Agency officials have reduced the approval rate for foreign H-1B outsourcing workers, so helping American graduates who are being squeezed by the one-two punch of 800,000 H-1B visa workers and Indian discrimination.

“With these denials, it’s great news because it opens up jobs for citizens [and] increases the wage rate,” said Kevin Lynn, founder of Progressives for Immigration Reform. The cut also “reduces the population density [and housing prices] in these areas that have brought in a huge influx of cheaper foreign workers in large numbers,” he told Breitbart News.

“There were many American workers who were qualified and doing these jobs until they were displaced by these H-1B visa workers,” he added.

But business leaders — including a former official in President Barack Obama’s administration — are denouncing the glimmer of good news for millions of Americans whose careers are threatened by the government’s many visa-worker programs.

The U.S. Citizenship and Immigration Services (USCIS) agency “has raised the legal standard they use to decide whether enough evidence has been presented with [H-1B] petitions to approve them, without any legal authority to do so and without any notice to the public,” William Stock, of Klasko Immigration Law Partners, told Forbes.

Roughly 12 percent of requests for H-1B visas renewals were rejected by the government in 2019, according to a Forbes-published analysis of government data.

That modest rejection rate is a gain for American professionals because the H-1B workers who are denied renewals are forced to go home — unless their company quickly wins another visa for them, perhaps the L-1 or B1 categories.

The rejection rate has grown from just five percent in 2017 to 12 percent in 2019. That means 88 percent of renewals were approved in 2019, slightly down from the 95 percent approval rate in 2017.

The number of H-1B workers in the United States has never been publicly released. But the number is likely around 5oo,000 foreign graduates who are working on three-year H-1B visas, plus roughly 300,000 foreign graduates who are extending their H-1Bs while waiting for green cards.

Each year, roughly 100,000 foreign graduates get new H-1Bs visas, allowing them to work in the United States for three years. The visas can be renewed once, giving a total of six years. But H-1B workers also can be nominated by their employers for green cards, so allowing them to stay permanently in the United States.

This army of roughly 800,000 H-1B foreign workers is supplemented by other visa programs, including the L-1, TN, OPT, CPT, and J-1 programs. The total population of foreign graduates in U.S. jobs is roughly 1.5 million.

This population takes jobs from Americans — and it also helps to export many additional jobs. So the 800,000 H-1Bs likely represent a loss of two million well-paid professional jobs, nearly all of which have gone to Indian H-1B workers. This hidden economy is dubbed the U.S.-India Outsourcing Economy.

There are so many Indian-born graduates in the United States that many have been promoted into management positions, from where they routinely favor Indian candidates above American graduates. This workplace discrimination is so widespread that many technology companies have outsized shares of Indian graduates in U.S. jobs.

» **Tasks for this exercise**:
1 – Summarize the article on H-1B visa denials in two sentences.
2 – Proceed with the article on H-1B visa denials, starting after its final sentence.

» **Information supplied**:

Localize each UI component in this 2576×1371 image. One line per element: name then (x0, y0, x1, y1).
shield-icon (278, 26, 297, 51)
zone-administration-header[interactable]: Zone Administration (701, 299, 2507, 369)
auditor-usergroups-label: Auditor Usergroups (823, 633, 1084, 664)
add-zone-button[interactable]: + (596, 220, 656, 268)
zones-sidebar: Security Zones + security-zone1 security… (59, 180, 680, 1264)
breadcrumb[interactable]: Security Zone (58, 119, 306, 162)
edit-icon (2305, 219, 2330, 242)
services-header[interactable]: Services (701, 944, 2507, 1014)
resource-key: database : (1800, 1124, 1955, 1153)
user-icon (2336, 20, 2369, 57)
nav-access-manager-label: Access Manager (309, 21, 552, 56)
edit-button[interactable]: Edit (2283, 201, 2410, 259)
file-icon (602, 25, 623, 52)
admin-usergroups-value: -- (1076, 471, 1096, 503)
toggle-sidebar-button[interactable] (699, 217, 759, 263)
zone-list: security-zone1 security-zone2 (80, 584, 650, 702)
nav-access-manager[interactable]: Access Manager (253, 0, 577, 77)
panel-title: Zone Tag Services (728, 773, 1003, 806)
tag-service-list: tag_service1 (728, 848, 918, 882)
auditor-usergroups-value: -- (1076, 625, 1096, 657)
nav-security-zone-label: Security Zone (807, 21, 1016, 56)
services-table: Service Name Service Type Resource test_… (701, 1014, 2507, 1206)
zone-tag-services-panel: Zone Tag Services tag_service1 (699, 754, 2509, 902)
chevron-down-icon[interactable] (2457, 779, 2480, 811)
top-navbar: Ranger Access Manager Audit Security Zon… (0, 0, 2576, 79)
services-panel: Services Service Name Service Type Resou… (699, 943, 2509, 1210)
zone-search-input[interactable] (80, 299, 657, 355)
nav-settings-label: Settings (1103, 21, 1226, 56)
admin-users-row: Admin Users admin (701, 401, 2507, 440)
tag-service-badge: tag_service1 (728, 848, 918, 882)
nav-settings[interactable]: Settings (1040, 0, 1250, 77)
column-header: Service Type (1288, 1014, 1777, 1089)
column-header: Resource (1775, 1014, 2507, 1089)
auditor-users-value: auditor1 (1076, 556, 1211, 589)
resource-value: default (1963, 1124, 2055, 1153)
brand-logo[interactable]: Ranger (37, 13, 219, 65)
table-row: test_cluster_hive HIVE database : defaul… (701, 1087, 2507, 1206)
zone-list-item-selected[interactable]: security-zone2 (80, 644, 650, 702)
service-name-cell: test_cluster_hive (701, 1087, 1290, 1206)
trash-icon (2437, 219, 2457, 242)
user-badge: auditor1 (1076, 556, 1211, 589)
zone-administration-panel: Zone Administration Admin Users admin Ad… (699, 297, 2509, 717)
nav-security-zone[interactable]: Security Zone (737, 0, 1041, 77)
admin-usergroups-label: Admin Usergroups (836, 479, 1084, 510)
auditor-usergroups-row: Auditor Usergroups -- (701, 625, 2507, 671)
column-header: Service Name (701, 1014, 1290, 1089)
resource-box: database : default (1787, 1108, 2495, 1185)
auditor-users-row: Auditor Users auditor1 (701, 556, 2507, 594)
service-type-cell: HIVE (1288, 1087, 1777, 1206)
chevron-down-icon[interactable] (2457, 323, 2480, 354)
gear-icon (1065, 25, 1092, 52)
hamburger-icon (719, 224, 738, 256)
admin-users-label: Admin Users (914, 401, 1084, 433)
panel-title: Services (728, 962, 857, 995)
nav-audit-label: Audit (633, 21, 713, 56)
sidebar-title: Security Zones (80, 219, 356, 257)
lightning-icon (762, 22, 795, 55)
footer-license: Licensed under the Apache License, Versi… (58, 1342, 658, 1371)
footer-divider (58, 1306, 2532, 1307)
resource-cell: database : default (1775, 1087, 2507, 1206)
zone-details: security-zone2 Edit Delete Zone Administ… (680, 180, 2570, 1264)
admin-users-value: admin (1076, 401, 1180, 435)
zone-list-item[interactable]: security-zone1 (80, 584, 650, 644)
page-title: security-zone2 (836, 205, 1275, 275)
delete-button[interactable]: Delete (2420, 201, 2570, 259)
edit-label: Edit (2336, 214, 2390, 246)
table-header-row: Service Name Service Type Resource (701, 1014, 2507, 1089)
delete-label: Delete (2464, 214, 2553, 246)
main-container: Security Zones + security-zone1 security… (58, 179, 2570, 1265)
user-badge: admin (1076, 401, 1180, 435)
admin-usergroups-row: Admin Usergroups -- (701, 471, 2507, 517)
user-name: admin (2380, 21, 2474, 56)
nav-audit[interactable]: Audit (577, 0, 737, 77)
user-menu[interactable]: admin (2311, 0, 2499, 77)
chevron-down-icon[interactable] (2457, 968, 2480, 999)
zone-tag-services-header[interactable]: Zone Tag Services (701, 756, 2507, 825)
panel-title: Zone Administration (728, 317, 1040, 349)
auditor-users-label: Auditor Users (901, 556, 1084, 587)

» **Results**:
1 – The share of H-1B visa renewals rejected by the government grew from 5 percent in 2017 to 12 percent in 2019, a change that Kevin Lynn of Progressives for Immigration Reform praised for opening jobs to citizens and raising wages. Business leaders denounced the shift, and immigration lawyer William Stock said USCIS had raised its evidence standard without legal authority and without notice to the public.

2 –
Moreover, Indian workers in the United States have created their own political groups to demand faster delivery of benefits promised by their employers. For example, Sen. Mike Lee (R-UT) is pushing his S.386 bill, which would put the Indian H-1B workers on a fast-track to citizenship, regardless of the impacts on his own constituents or on graduates throughout the United States.

Business advocates are alarmed by the decline in H-1B approvals.

The USCIS agency’s minor adjustments have caused rejections to reach “historically high rates,” reported Stuart Anderson, head of a pro-migration advocacy group, the National Foundation for American Policy. “Analysis indicates this change has little to do with any relaxation in the Trump administration’s restrictive immigration policies,” he wrote October 28 in Forbes.

Anderson worked for President George W. Bush and Sen. Spencer Abraham (R-MI), both of whom strongly supported the importation of foreign workers to take jobs worked by Americans. For example, in 2001, Bush pushed the “any willing worker” plan to allow companies to import foreign workers whenever Americans would refuse to accept low-ball wage offers.

Anderson wrote:

The evidence indicates the Trump administration remains committed to making it more difficult for foreign-born scientists and engineers to work in America. In the coming months, one should expect additional measures to make the process more challenging for employers and the foreign-born individuals they seek to hire.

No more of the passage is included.